• _Exercise task_
Pictures in the records should not be copied, but every other part must be repeated exactly.

begin Records provided

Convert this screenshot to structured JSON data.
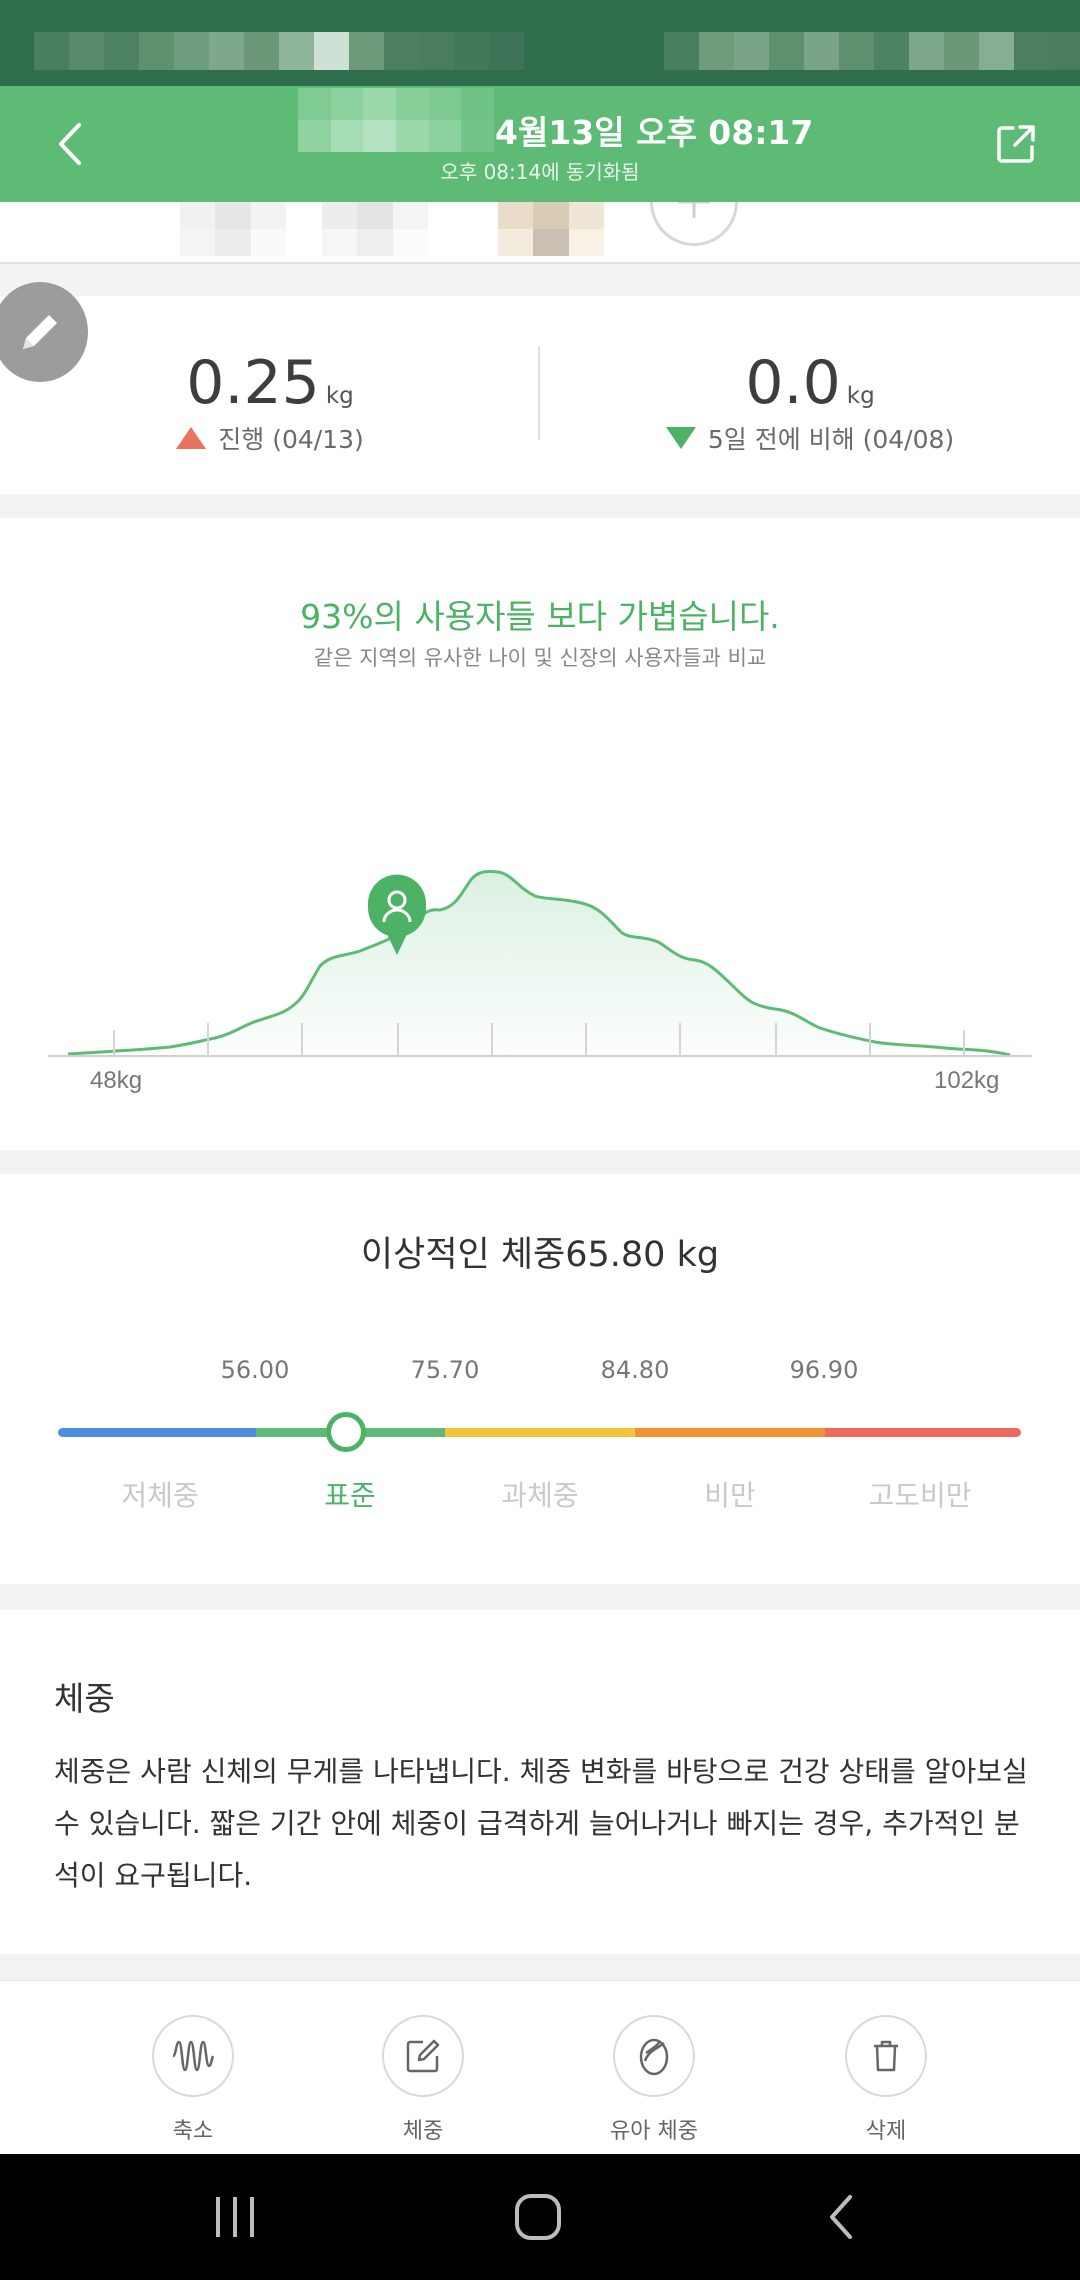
{
  "header": {
    "title": "4월13일 오후 08:17",
    "subtitle": "오후 08:14에 동기화됨",
    "back_icon": "chevron-left-icon",
    "share_icon": "external-link-icon"
  },
  "change": {
    "progress": {
      "value": "0.25",
      "unit": "kg",
      "note": "진행 (04/13)"
    },
    "compare": {
      "value": "0.0",
      "unit": "kg",
      "note": "5일 전에 비해 (04/08)"
    }
  },
  "distribution": {
    "headline": "93%의 사용자들 보다 가볍습니다.",
    "subtitle": "같은 지역의 유사한 나이 및 신장의 사용자들과 비교",
    "min_label": "48kg",
    "max_label": "102kg"
  },
  "ideal": {
    "title": "이상적인 체중65.80 kg",
    "thresholds": [
      "56.00",
      "75.70",
      "84.80",
      "96.90"
    ],
    "categories": [
      "저체중",
      "표준",
      "과체중",
      "비만",
      "고도비만"
    ],
    "active_category": "표준",
    "colors": [
      "#4f8de0",
      "#5dbb76",
      "#f4c43b",
      "#ef9333",
      "#ec6a5a"
    ]
  },
  "description": {
    "title": "체중",
    "text": "체중은 사람 신체의 무게를 나타냅니다. 체중 변화를 바탕으로 건강 상태를 알아보실 수 있습니다. 짧은 기간 안에 체중이 급격하게 늘어나거나 빠지는 경우, 추가적인 분석이 요구됩니다."
  },
  "actions": [
    {
      "label": "축소",
      "icon": "waveform-icon"
    },
    {
      "label": "체중",
      "icon": "edit-icon"
    },
    {
      "label": "유아 체중",
      "icon": "baby-icon"
    },
    {
      "label": "삭제",
      "icon": "trash-icon"
    }
  ],
  "colors": {
    "brand": "#5dbb76",
    "status_bar": "#2f6e4c",
    "up": "#e8735e",
    "down": "#4cb264"
  }
}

end Records provided

• _Full solution_
Convert this screenshot to structured JSON data.
{
  "header": {
    "title": "4월13일 오후 08:17",
    "subtitle": "오후 08:14에 동기화됨",
    "back_icon": "chevron-left-icon",
    "share_icon": "external-link-icon"
  },
  "change": {
    "progress": {
      "value": "0.25",
      "unit": "kg",
      "note": "진행 (04/13)"
    },
    "compare": {
      "value": "0.0",
      "unit": "kg",
      "note": "5일 전에 비해 (04/08)"
    }
  },
  "distribution": {
    "headline": "93%의 사용자들 보다 가볍습니다.",
    "subtitle": "같은 지역의 유사한 나이 및 신장의 사용자들과 비교",
    "min_label": "48kg",
    "max_label": "102kg"
  },
  "ideal": {
    "title": "이상적인 체중65.80 kg",
    "thresholds": [
      "56.00",
      "75.70",
      "84.80",
      "96.90"
    ],
    "categories": [
      "저체중",
      "표준",
      "과체중",
      "비만",
      "고도비만"
    ],
    "active_category": "표준",
    "colors": [
      "#4f8de0",
      "#5dbb76",
      "#f4c43b",
      "#ef9333",
      "#ec6a5a"
    ]
  },
  "description": {
    "title": "체중",
    "text": "체중은 사람 신체의 무게를 나타냅니다. 체중 변화를 바탕으로 건강 상태를 알아보실 수 있습니다. 짧은 기간 안에 체중이 급격하게 늘어나거나 빠지는 경우, 추가적인 분석이 요구됩니다."
  },
  "actions": [
    {
      "label": "축소",
      "icon": "waveform-icon"
    },
    {
      "label": "체중",
      "icon": "edit-icon"
    },
    {
      "label": "유아 체중",
      "icon": "baby-icon"
    },
    {
      "label": "삭제",
      "icon": "trash-icon"
    }
  ],
  "colors": {
    "brand": "#5dbb76",
    "status_bar": "#2f6e4c",
    "up": "#e8735e",
    "down": "#4cb264"
  }
}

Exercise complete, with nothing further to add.